§ WHAT IS NEEDED
Examine the records and identify each line that includes the string "Flow". Copy those lines.

-- START PROVIDED ENTRIES --

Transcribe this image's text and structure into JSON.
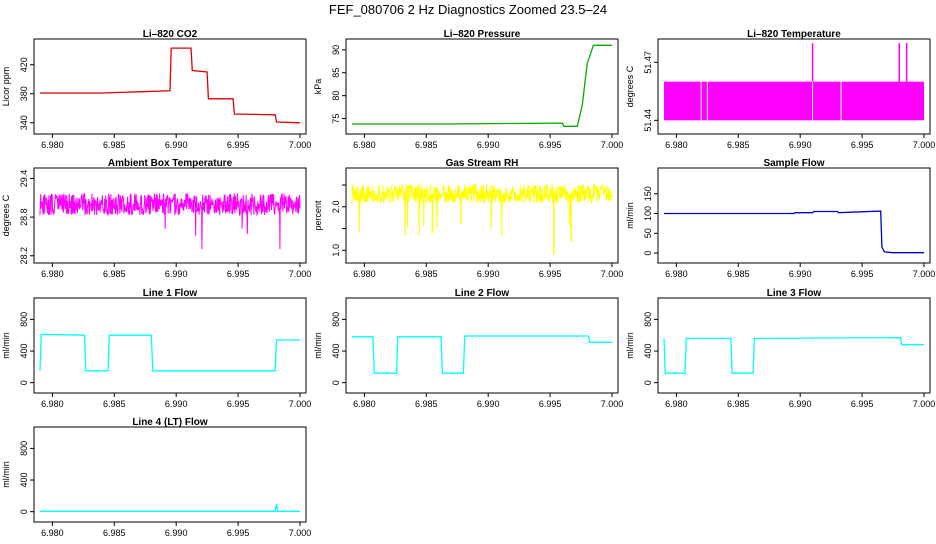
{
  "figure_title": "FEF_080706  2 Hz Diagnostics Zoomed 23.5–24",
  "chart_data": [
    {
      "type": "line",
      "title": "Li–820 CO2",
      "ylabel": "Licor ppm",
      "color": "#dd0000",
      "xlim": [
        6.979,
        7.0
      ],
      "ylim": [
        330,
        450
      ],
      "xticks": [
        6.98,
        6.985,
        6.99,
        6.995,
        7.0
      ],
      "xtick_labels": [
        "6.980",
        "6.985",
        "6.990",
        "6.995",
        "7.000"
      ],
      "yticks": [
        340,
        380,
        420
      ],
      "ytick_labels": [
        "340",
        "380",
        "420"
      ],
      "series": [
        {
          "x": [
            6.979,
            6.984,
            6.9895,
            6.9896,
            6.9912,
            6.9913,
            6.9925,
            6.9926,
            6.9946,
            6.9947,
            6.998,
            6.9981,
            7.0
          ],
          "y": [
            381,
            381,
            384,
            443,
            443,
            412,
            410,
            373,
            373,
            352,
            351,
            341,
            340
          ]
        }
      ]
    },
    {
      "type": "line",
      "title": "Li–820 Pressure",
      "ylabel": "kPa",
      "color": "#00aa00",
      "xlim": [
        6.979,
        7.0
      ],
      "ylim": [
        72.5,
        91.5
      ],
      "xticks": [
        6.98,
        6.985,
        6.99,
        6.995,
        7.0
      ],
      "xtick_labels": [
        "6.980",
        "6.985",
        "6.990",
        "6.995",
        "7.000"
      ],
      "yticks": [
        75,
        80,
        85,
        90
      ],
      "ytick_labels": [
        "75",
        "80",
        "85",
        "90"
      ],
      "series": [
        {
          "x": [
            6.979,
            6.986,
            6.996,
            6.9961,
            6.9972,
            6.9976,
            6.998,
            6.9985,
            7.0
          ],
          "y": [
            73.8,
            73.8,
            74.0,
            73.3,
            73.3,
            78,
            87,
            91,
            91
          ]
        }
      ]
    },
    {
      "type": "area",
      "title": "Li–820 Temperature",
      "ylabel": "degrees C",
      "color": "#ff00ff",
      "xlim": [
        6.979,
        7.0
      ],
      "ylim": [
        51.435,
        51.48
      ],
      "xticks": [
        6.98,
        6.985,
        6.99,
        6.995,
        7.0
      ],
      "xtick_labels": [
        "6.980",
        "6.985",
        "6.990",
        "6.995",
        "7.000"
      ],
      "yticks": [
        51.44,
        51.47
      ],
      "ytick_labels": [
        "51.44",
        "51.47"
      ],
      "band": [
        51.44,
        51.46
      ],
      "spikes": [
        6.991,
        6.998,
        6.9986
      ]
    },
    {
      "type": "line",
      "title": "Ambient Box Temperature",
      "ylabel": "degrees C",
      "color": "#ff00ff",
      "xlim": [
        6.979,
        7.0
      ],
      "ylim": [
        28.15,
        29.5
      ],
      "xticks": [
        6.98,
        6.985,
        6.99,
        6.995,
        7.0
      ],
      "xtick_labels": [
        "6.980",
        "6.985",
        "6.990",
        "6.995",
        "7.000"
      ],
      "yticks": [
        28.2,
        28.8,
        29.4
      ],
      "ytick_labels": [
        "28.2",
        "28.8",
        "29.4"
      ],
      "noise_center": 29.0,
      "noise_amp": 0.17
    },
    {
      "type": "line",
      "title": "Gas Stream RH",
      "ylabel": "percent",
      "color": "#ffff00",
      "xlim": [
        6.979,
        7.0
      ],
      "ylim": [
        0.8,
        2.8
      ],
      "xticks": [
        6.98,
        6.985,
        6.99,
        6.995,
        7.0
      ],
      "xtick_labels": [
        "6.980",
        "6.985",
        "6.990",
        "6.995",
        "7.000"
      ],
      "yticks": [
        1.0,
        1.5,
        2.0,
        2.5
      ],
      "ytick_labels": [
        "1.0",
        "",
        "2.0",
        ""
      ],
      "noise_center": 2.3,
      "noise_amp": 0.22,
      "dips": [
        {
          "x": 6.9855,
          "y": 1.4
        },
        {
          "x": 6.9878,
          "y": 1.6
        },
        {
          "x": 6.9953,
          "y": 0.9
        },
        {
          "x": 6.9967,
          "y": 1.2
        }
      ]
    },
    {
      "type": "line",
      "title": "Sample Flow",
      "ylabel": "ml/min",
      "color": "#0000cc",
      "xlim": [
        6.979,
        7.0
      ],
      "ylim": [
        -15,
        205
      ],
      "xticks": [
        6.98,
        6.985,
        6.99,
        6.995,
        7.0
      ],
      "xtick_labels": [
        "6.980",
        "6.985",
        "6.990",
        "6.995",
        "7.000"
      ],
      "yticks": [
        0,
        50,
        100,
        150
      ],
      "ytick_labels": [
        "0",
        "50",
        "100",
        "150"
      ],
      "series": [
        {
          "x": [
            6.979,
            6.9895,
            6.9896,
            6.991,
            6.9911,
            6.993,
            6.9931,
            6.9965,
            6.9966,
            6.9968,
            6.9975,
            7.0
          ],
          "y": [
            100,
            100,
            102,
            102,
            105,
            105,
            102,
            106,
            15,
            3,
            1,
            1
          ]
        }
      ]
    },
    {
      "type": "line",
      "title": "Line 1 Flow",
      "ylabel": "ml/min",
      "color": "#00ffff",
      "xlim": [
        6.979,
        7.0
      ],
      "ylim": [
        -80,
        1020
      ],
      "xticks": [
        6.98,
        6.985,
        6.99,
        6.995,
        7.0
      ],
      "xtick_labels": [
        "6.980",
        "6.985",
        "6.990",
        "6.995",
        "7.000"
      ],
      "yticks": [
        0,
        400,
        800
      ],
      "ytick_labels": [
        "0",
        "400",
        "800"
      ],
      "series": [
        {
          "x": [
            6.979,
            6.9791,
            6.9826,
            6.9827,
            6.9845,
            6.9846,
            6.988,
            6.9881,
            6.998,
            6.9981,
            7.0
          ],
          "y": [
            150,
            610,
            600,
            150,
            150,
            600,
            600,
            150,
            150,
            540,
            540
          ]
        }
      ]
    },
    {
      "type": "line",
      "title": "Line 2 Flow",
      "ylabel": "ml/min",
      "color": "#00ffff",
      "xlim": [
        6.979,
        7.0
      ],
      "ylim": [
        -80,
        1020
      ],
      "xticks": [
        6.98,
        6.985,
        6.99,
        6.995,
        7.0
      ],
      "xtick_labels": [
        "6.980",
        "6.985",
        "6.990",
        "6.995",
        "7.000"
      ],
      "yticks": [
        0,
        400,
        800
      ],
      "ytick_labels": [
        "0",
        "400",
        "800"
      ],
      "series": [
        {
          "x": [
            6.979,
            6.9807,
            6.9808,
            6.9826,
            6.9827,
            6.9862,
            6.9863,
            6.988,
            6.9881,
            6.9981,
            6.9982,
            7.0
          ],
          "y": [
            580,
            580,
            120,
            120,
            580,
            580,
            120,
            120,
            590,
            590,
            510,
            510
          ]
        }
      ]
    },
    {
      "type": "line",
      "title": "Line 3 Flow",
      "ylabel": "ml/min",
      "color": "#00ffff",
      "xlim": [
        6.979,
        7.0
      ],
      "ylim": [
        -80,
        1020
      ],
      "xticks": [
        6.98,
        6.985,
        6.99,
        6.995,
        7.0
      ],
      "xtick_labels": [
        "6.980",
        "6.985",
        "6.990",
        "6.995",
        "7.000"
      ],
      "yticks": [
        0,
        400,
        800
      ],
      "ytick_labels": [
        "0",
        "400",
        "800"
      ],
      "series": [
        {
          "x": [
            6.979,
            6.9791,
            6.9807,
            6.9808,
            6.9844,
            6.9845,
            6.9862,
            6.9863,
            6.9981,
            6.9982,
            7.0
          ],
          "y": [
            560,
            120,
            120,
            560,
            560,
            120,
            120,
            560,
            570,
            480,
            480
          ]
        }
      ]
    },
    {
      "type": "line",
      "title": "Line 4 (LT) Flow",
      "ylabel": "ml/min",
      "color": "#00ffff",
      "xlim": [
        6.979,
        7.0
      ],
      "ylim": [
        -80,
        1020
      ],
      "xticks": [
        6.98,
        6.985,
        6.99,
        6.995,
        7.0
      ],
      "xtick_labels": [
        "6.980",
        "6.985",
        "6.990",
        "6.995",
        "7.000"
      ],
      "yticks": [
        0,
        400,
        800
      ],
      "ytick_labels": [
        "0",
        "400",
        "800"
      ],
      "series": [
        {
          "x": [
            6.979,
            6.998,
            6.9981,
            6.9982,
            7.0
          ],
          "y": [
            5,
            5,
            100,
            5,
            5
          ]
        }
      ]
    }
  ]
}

-- END PROVIDED ENTRIES --

§ REPLY
      "title": "Sample Flow",
      "title": "Line 1 Flow",
      "title": "Line 2 Flow",
      "title": "Line 3 Flow",
      "title": "Line 4 (LT) Flow",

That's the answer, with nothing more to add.